GIVEN INSTRUCTION
Copy out each line that has "RMSD" in it.

start THE INPUT

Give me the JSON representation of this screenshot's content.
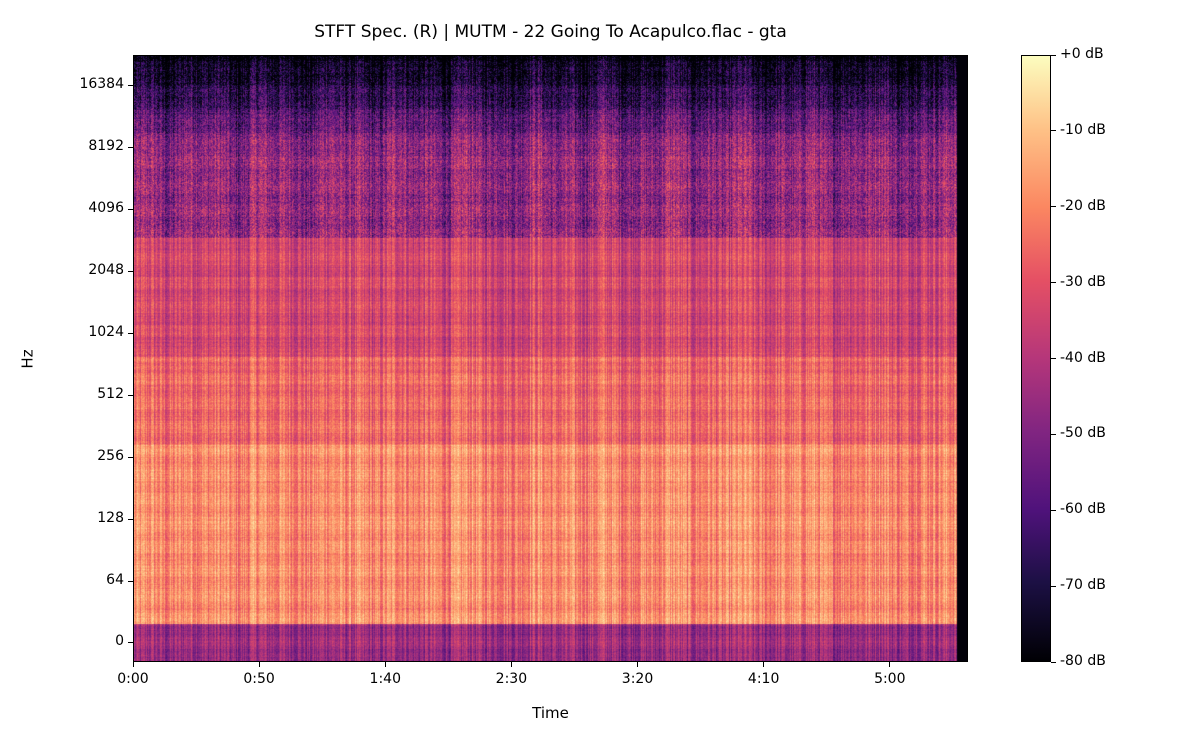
{
  "chart_data": {
    "type": "heatmap",
    "title": "STFT Spec. (R) | MUTM - 22 Going To Acapulco.flac - gta",
    "xlabel": "Time",
    "ylabel": "Hz",
    "x_ticks": [
      {
        "seconds": 0,
        "label": "0:00"
      },
      {
        "seconds": 50,
        "label": "0:50"
      },
      {
        "seconds": 100,
        "label": "1:40"
      },
      {
        "seconds": 150,
        "label": "2:30"
      },
      {
        "seconds": 200,
        "label": "3:20"
      },
      {
        "seconds": 250,
        "label": "4:10"
      },
      {
        "seconds": 300,
        "label": "5:00"
      }
    ],
    "y_ticks": [
      {
        "hz": 0,
        "label": "0"
      },
      {
        "hz": 64,
        "label": "64"
      },
      {
        "hz": 128,
        "label": "128"
      },
      {
        "hz": 256,
        "label": "256"
      },
      {
        "hz": 512,
        "label": "512"
      },
      {
        "hz": 1024,
        "label": "1024"
      },
      {
        "hz": 2048,
        "label": "2048"
      },
      {
        "hz": 4096,
        "label": "4096"
      },
      {
        "hz": 8192,
        "label": "8192"
      },
      {
        "hz": 16384,
        "label": "16384"
      }
    ],
    "y_scale": "log",
    "x_range_seconds": [
      0,
      331
    ],
    "audio_end_seconds": 326,
    "y_range_hz": [
      0,
      22050
    ],
    "colormap": "magma",
    "colorbar": {
      "range_db": [
        -80,
        0
      ],
      "ticks": [
        {
          "db": 0,
          "label": "+0 dB"
        },
        {
          "db": -10,
          "label": "-10 dB"
        },
        {
          "db": -20,
          "label": "-20 dB"
        },
        {
          "db": -30,
          "label": "-30 dB"
        },
        {
          "db": -40,
          "label": "-40 dB"
        },
        {
          "db": -50,
          "label": "-50 dB"
        },
        {
          "db": -60,
          "label": "-60 dB"
        },
        {
          "db": -70,
          "label": "-70 dB"
        },
        {
          "db": -80,
          "label": "-80 dB"
        }
      ]
    },
    "grid": false
  }
}
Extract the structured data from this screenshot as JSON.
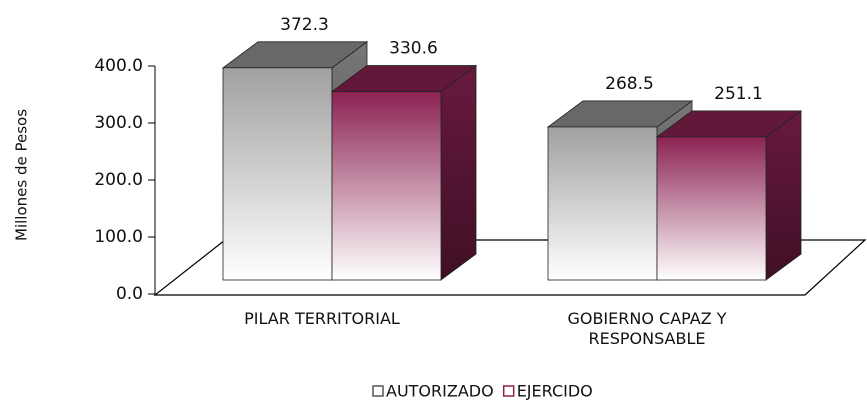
{
  "chart_data": {
    "type": "bar3d",
    "y_label": "Millones de Pesos",
    "categories": [
      "PILAR TERRITORIAL",
      "GOBIERNO CAPAZ Y RESPONSABLE"
    ],
    "series": [
      {
        "name": "AUTORIZADO",
        "color": "#a0a0a0",
        "values": [
          372.3,
          268.5
        ]
      },
      {
        "name": "EJERCIDO",
        "color": "#8b2252",
        "values": [
          330.6,
          251.1
        ]
      }
    ],
    "ylim": [
      0,
      400
    ],
    "yticks": [
      {
        "value": 0,
        "label": "0.0"
      },
      {
        "value": 100,
        "label": "100.0"
      },
      {
        "value": 200,
        "label": "200.0"
      },
      {
        "value": 300,
        "label": "300.0"
      },
      {
        "value": 400,
        "label": "400.0"
      }
    ],
    "legend": "bottom"
  }
}
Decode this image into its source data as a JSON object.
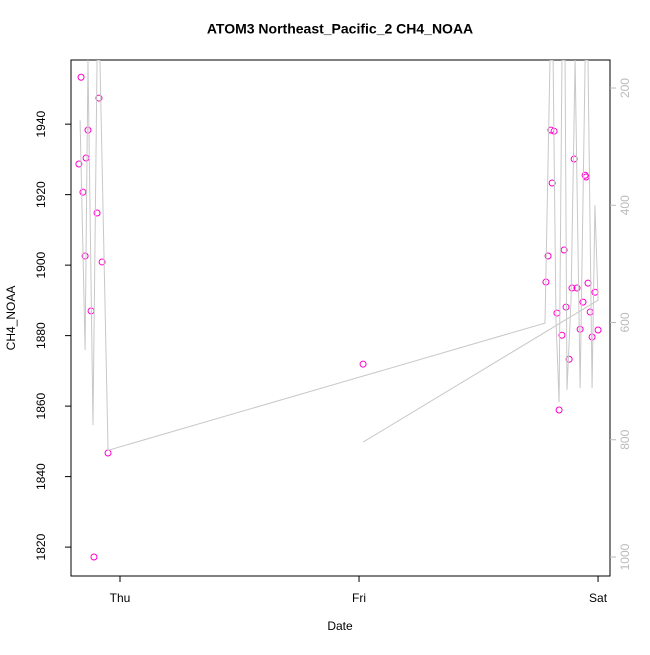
{
  "chart_data": {
    "type": "scatter",
    "title": "ATOM3 Northeast_Pacific_2 CH4_NOAA",
    "x_label": "Date",
    "y_label": "CH4_NOAA",
    "xlim": [
      -0.205,
      2.05
    ],
    "xticks": [
      {
        "value": 0,
        "label": "Thu"
      },
      {
        "value": 1,
        "label": "Fri"
      },
      {
        "value": 2,
        "label": "Sat"
      }
    ],
    "ylim": [
      1811.8,
      1958.2
    ],
    "yticks": [
      1820,
      1840,
      1860,
      1880,
      1900,
      1920,
      1940
    ],
    "y2lim": [
      1032.4,
      152.2
    ],
    "y2ticks": [
      200,
      400,
      600,
      800,
      1000
    ],
    "series": [
      {
        "name": "CH4_NOAA",
        "color": "#ff00cc",
        "mode": "markers",
        "x": [
          -0.172,
          -0.163,
          -0.155,
          -0.146,
          -0.142,
          -0.134,
          -0.121,
          -0.109,
          -0.096,
          -0.088,
          -0.075,
          -0.05,
          1.017,
          1.782,
          1.791,
          1.803,
          1.808,
          1.816,
          1.828,
          1.837,
          1.849,
          1.858,
          1.866,
          1.879,
          1.891,
          1.9,
          1.912,
          1.925,
          1.937,
          1.946,
          1.95,
          1.958,
          1.967,
          1.975,
          1.987,
          2.0
        ],
        "values": [
          1928.7,
          1953.3,
          1920.7,
          1902.6,
          1930.4,
          1938.3,
          1887.0,
          1817.2,
          1914.8,
          1947.4,
          1900.9,
          1846.7,
          1871.9,
          1895.2,
          1902.6,
          1938.3,
          1923.3,
          1938.0,
          1886.4,
          1858.9,
          1880.1,
          1904.3,
          1888.1,
          1873.3,
          1893.5,
          1930.1,
          1893.5,
          1881.8,
          1889.5,
          1925.5,
          1925.0,
          1894.9,
          1886.7,
          1879.6,
          1892.3,
          1881.6
        ]
      },
      {
        "color": "#c8c8c8",
        "mode": "line",
        "axis": "y2",
        "x": [
          -0.167,
          -0.146,
          -0.134,
          -0.113,
          -0.096,
          -0.084,
          -0.05,
          1.778,
          1.799,
          1.812,
          1.824,
          1.837,
          1.849,
          1.862,
          1.87,
          1.887,
          1.904,
          1.925,
          1.946,
          1.958,
          1.975,
          1.987,
          2.0,
          1.017
        ],
        "values": [
          255,
          647,
          152,
          775,
          152,
          152,
          818,
          601,
          152,
          152,
          596,
          736,
          152,
          152,
          715,
          562,
          152,
          712,
          152,
          152,
          712,
          400,
          562,
          804
        ]
      }
    ]
  }
}
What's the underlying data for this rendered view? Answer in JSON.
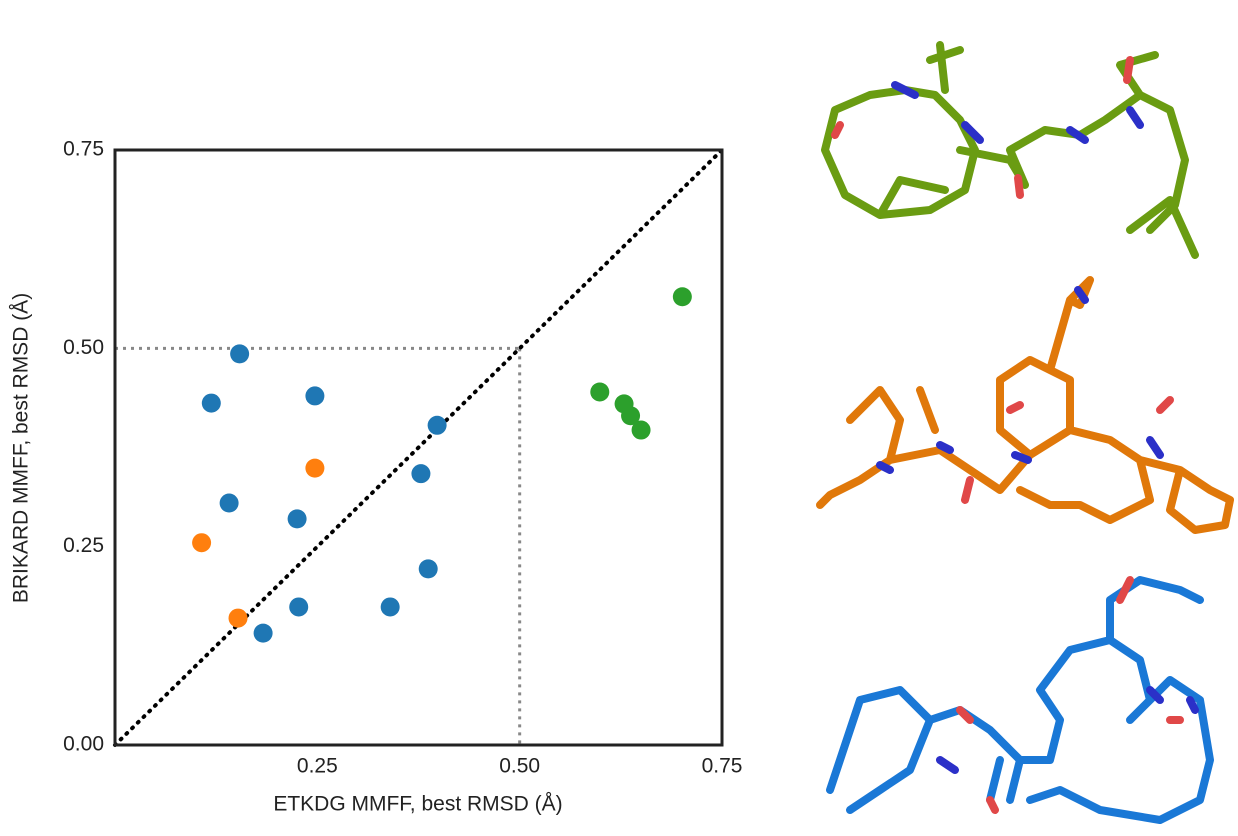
{
  "chart_data": {
    "type": "scatter",
    "xlabel": "ETKDG MMFF, best RMSD (Å)",
    "ylabel": "BRIKARD MMFF, best RMSD (Å)",
    "xlim": [
      0,
      0.75
    ],
    "ylim": [
      0,
      0.75
    ],
    "xticks": [
      {
        "value": 0.25,
        "label": "0.25"
      },
      {
        "value": 0.5,
        "label": "0.50"
      },
      {
        "value": 0.75,
        "label": "0.75"
      }
    ],
    "yticks": [
      {
        "value": 0,
        "label": "0.00"
      },
      {
        "value": 0.25,
        "label": "0.25"
      },
      {
        "value": 0.5,
        "label": "0.50"
      },
      {
        "value": 0.75,
        "label": "0.75"
      }
    ],
    "grid": false,
    "series": [
      {
        "color": "#1f77b4",
        "x": [
          0.154,
          0.119,
          0.247,
          0.398,
          0.378,
          0.141,
          0.225,
          0.387,
          0.227,
          0.34,
          0.183
        ],
        "values": [
          0.493,
          0.431,
          0.44,
          0.403,
          0.342,
          0.305,
          0.285,
          0.222,
          0.174,
          0.174,
          0.141
        ]
      },
      {
        "color": "#ff7f0e",
        "x": [
          0.247,
          0.107,
          0.152
        ],
        "values": [
          0.349,
          0.255,
          0.16
        ]
      },
      {
        "color": "#2ca02c",
        "x": [
          0.701,
          0.599,
          0.629,
          0.637,
          0.65
        ],
        "values": [
          0.565,
          0.445,
          0.43,
          0.415,
          0.397
        ]
      }
    ]
  }
}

end THE INPUT

RESPONSE TO THE TASK
    "xlabel": "ETKDG MMFF, best RMSD (Å)",
    "ylabel": "BRIKARD MMFF, best RMSD (Å)",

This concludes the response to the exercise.